Written problem: Copy the entries, starting at the first line and ending at the line containing "mirror-icon[interactable] bbox=[122, 1, 142, 19]", and swap "Arial" for "Verdana" while leaving everything else unchanged.

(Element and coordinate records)
☆ ☆ ☆

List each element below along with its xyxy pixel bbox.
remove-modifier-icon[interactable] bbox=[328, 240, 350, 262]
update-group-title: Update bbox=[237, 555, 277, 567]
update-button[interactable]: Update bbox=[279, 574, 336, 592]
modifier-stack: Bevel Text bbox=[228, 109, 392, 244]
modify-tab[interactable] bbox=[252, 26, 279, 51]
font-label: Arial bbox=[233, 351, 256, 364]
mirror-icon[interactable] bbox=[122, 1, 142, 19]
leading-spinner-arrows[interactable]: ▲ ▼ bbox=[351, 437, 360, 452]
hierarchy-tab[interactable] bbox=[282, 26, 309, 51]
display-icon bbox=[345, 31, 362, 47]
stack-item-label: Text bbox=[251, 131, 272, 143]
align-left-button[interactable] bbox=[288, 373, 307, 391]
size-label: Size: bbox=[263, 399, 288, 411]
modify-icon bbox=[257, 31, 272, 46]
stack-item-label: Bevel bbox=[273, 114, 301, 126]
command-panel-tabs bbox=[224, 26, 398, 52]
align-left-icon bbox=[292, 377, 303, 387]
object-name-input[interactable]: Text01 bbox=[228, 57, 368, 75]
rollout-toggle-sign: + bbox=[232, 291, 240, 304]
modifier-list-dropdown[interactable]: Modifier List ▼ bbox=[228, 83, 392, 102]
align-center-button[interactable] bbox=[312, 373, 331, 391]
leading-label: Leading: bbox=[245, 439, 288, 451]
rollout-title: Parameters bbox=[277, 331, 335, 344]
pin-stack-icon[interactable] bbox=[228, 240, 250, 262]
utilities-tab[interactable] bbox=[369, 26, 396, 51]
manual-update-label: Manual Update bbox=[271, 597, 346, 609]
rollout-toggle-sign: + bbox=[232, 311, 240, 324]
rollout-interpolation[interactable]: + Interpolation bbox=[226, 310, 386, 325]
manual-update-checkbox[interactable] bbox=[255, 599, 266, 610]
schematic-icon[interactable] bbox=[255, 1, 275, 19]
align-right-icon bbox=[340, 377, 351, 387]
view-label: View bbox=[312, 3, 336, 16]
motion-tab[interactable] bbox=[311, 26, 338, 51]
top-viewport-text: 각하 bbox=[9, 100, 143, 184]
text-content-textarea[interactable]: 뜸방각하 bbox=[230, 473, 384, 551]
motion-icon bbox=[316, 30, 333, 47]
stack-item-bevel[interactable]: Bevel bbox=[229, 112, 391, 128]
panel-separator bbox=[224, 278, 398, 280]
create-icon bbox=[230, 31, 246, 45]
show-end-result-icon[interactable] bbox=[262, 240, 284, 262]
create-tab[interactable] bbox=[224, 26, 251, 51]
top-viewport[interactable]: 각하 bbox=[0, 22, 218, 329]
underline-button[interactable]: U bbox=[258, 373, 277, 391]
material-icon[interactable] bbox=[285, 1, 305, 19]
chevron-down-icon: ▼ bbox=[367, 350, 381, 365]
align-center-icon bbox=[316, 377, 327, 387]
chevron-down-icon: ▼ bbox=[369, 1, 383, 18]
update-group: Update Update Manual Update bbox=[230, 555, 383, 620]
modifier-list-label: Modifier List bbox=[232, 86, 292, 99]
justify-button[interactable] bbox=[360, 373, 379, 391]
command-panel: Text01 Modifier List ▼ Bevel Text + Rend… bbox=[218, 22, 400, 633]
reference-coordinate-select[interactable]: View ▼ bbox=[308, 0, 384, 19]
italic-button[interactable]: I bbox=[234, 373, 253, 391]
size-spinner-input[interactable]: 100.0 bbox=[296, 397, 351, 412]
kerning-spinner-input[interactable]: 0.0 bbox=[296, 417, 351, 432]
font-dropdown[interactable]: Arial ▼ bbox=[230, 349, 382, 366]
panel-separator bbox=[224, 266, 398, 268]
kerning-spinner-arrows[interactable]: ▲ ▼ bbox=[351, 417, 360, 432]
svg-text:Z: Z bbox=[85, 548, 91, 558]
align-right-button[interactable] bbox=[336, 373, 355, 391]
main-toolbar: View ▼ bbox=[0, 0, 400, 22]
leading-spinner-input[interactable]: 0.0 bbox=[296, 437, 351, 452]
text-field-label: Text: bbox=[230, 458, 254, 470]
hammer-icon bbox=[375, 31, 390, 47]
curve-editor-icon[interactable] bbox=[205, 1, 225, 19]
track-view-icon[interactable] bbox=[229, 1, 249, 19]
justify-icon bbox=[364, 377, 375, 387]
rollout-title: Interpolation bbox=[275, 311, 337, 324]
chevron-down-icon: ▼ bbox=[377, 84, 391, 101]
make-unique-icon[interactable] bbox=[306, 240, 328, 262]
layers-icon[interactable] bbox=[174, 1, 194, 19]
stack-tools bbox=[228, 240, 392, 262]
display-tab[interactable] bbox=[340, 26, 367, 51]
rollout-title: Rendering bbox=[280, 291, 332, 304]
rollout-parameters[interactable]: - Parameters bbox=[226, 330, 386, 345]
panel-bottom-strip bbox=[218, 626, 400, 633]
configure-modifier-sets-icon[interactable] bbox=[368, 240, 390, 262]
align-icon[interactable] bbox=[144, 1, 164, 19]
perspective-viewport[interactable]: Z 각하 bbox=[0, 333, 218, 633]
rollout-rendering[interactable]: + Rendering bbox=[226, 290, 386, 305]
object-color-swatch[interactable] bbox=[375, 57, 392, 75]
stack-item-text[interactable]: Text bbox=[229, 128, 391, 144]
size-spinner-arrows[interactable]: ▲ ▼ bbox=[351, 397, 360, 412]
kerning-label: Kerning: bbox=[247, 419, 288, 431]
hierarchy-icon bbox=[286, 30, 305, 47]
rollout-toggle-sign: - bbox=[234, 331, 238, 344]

☆ ☆ ☆

Written response:
List each element below along with its xyxy pixel bbox.
remove-modifier-icon[interactable] bbox=[328, 240, 350, 262]
update-group-title: Update bbox=[237, 555, 277, 567]
update-button[interactable]: Update bbox=[279, 574, 336, 592]
modifier-stack: Bevel Text bbox=[228, 109, 392, 244]
modify-tab[interactable] bbox=[252, 26, 279, 51]
font-label: Verdana bbox=[233, 351, 256, 364]
mirror-icon[interactable] bbox=[122, 1, 142, 19]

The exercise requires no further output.